▶ [To do]: Skip the pictures. Reproduce all other material exactly.

** START OF Provided material **

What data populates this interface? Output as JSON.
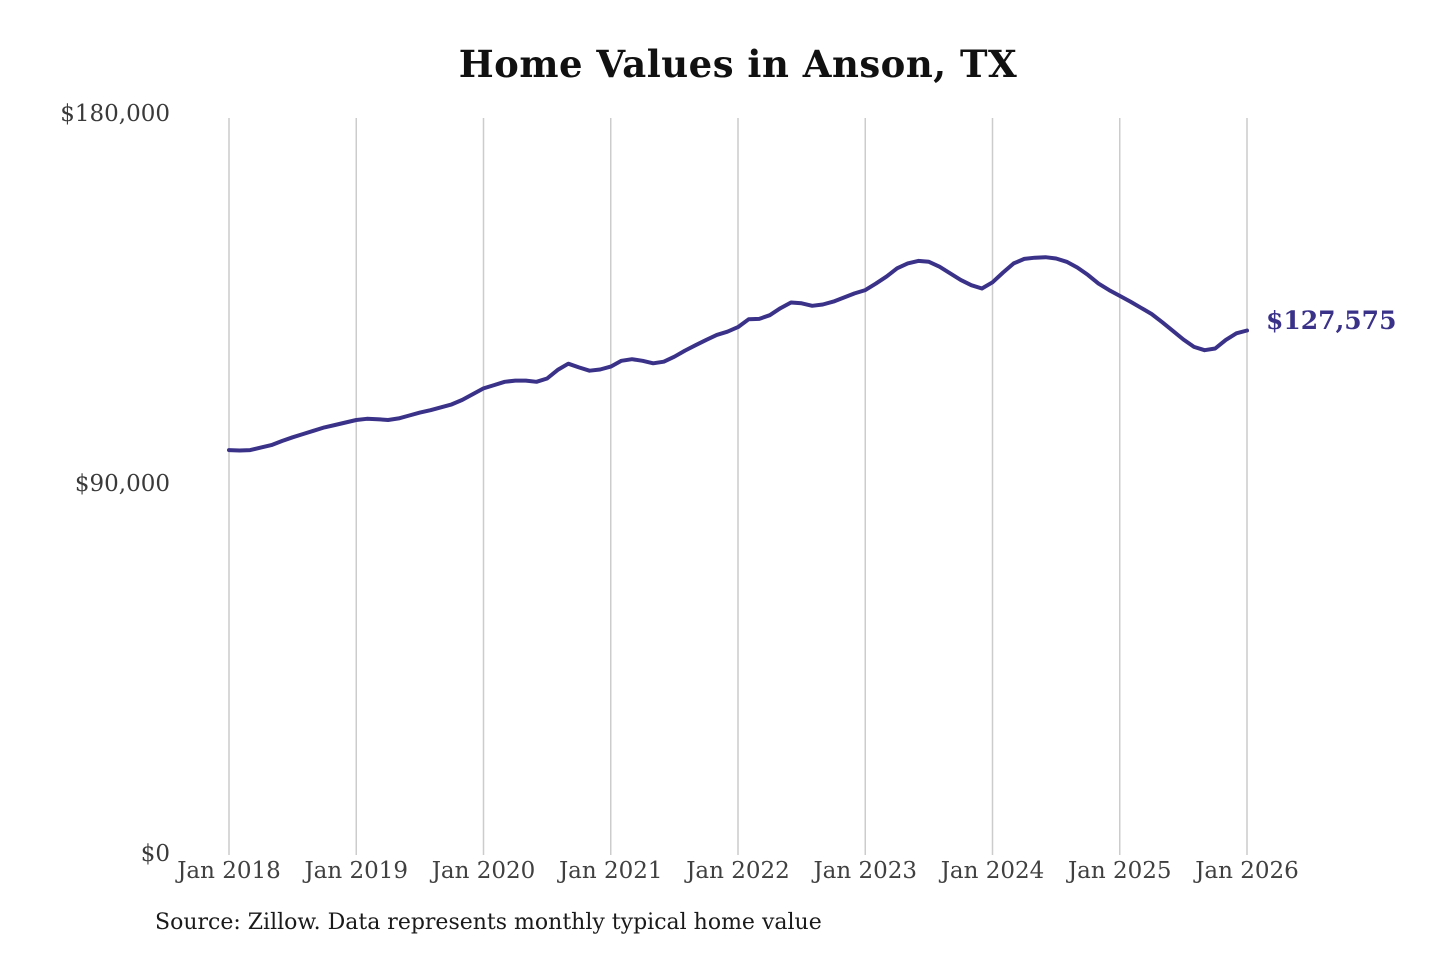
{
  "title": "Home Values in Anson, TX",
  "source_note": "Source: Zillow. Data represents monthly typical home value",
  "end_label": "$127,575",
  "colors": {
    "line": "#3a3189",
    "end_label": "#3a3189",
    "gridline": "#cccccc",
    "title": "#111111",
    "tick_text": "#404040"
  },
  "y_axis": {
    "ticks": [
      "$180,000",
      "$90,000",
      "$0"
    ]
  },
  "x_axis": {
    "ticks": [
      "Jan 2018",
      "Jan 2019",
      "Jan 2020",
      "Jan 2021",
      "Jan 2022",
      "Jan 2023",
      "Jan 2024",
      "Jan 2025",
      "Jan 2026"
    ]
  },
  "chart_data": {
    "type": "line",
    "title": "Home Values in Anson, TX",
    "series_name": "Monthly typical home value",
    "frequency": "monthly",
    "start_month": "2018-01",
    "end_month": "2026-01",
    "ylim": [
      0,
      180000
    ],
    "y_gridlines": false,
    "x_gridlines": true,
    "latest_value": 127575,
    "values": [
      98500,
      98400,
      98500,
      99100,
      99700,
      100700,
      101600,
      102400,
      103200,
      104000,
      104600,
      105200,
      105800,
      106100,
      106000,
      105800,
      106200,
      106900,
      107600,
      108200,
      108900,
      109600,
      110700,
      112100,
      113500,
      114300,
      115100,
      115400,
      115400,
      115100,
      115900,
      118000,
      119500,
      118600,
      117800,
      118100,
      118800,
      120200,
      120600,
      120200,
      119600,
      120000,
      121200,
      122700,
      124000,
      125300,
      126500,
      127300,
      128400,
      130300,
      130400,
      131300,
      133000,
      134400,
      134200,
      133600,
      133900,
      134600,
      135600,
      136600,
      137400,
      139000,
      140700,
      142700,
      143900,
      144500,
      144300,
      143100,
      141500,
      139900,
      138600,
      137800,
      139300,
      141700,
      143900,
      145000,
      145300,
      145400,
      145100,
      144300,
      142900,
      141100,
      139000,
      137400,
      136000,
      134600,
      133100,
      131600,
      129600,
      127500,
      125400,
      123600,
      122800,
      123200,
      125300,
      126900,
      127575
    ]
  }
}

** END OF Provided material **

▶ [Complete output]:
What data populates this interface? Output as JSON.
{
  "title": "Home Values in Anson, TX",
  "source_note": "Source: Zillow. Data represents monthly typical home value",
  "end_label": "$127,575",
  "colors": {
    "line": "#3a3189",
    "end_label": "#3a3189",
    "gridline": "#cccccc",
    "title": "#111111",
    "tick_text": "#404040"
  },
  "y_axis": {
    "ticks": [
      "$180,000",
      "$90,000",
      "$0"
    ]
  },
  "x_axis": {
    "ticks": [
      "Jan 2018",
      "Jan 2019",
      "Jan 2020",
      "Jan 2021",
      "Jan 2022",
      "Jan 2023",
      "Jan 2024",
      "Jan 2025",
      "Jan 2026"
    ]
  },
  "chart_data": {
    "type": "line",
    "title": "Home Values in Anson, TX",
    "series_name": "Monthly typical home value",
    "frequency": "monthly",
    "start_month": "2018-01",
    "end_month": "2026-01",
    "ylim": [
      0,
      180000
    ],
    "y_gridlines": false,
    "x_gridlines": true,
    "latest_value": 127575,
    "values": [
      98500,
      98400,
      98500,
      99100,
      99700,
      100700,
      101600,
      102400,
      103200,
      104000,
      104600,
      105200,
      105800,
      106100,
      106000,
      105800,
      106200,
      106900,
      107600,
      108200,
      108900,
      109600,
      110700,
      112100,
      113500,
      114300,
      115100,
      115400,
      115400,
      115100,
      115900,
      118000,
      119500,
      118600,
      117800,
      118100,
      118800,
      120200,
      120600,
      120200,
      119600,
      120000,
      121200,
      122700,
      124000,
      125300,
      126500,
      127300,
      128400,
      130300,
      130400,
      131300,
      133000,
      134400,
      134200,
      133600,
      133900,
      134600,
      135600,
      136600,
      137400,
      139000,
      140700,
      142700,
      143900,
      144500,
      144300,
      143100,
      141500,
      139900,
      138600,
      137800,
      139300,
      141700,
      143900,
      145000,
      145300,
      145400,
      145100,
      144300,
      142900,
      141100,
      139000,
      137400,
      136000,
      134600,
      133100,
      131600,
      129600,
      127500,
      125400,
      123600,
      122800,
      123200,
      125300,
      126900,
      127575
    ]
  }
}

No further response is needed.